**Exercise**: Find all lines in the records that include the word "text", and copy them out.

[START OF Recorded data]

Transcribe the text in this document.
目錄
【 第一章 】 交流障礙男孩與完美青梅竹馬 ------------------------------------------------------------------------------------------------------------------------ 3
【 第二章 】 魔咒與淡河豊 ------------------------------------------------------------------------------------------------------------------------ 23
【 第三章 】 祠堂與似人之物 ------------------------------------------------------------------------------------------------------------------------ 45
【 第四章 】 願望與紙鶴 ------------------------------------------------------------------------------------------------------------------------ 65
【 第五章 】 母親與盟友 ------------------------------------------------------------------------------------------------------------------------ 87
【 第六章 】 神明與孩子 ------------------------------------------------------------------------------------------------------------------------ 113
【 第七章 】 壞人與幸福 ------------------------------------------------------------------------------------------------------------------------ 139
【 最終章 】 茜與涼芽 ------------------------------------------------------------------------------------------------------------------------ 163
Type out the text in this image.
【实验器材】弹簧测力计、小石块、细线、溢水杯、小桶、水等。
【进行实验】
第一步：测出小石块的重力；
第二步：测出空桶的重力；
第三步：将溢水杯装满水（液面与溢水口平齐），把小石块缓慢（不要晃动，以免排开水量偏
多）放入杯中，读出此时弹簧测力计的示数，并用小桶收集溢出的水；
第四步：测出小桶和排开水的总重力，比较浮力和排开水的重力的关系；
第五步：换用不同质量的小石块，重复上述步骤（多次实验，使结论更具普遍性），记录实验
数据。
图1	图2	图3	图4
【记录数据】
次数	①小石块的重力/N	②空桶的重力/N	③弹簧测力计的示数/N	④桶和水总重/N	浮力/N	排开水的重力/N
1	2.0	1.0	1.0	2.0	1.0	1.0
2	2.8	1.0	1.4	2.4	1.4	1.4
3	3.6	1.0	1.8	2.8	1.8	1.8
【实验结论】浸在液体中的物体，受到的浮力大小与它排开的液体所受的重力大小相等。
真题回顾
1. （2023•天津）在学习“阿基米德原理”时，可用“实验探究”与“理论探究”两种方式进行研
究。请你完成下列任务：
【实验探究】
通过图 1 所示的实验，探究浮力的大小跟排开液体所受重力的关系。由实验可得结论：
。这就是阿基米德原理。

[END OF Recorded data]

**Solution for this exercise**:
Transcribe the text in this document.
Type out the text in this image.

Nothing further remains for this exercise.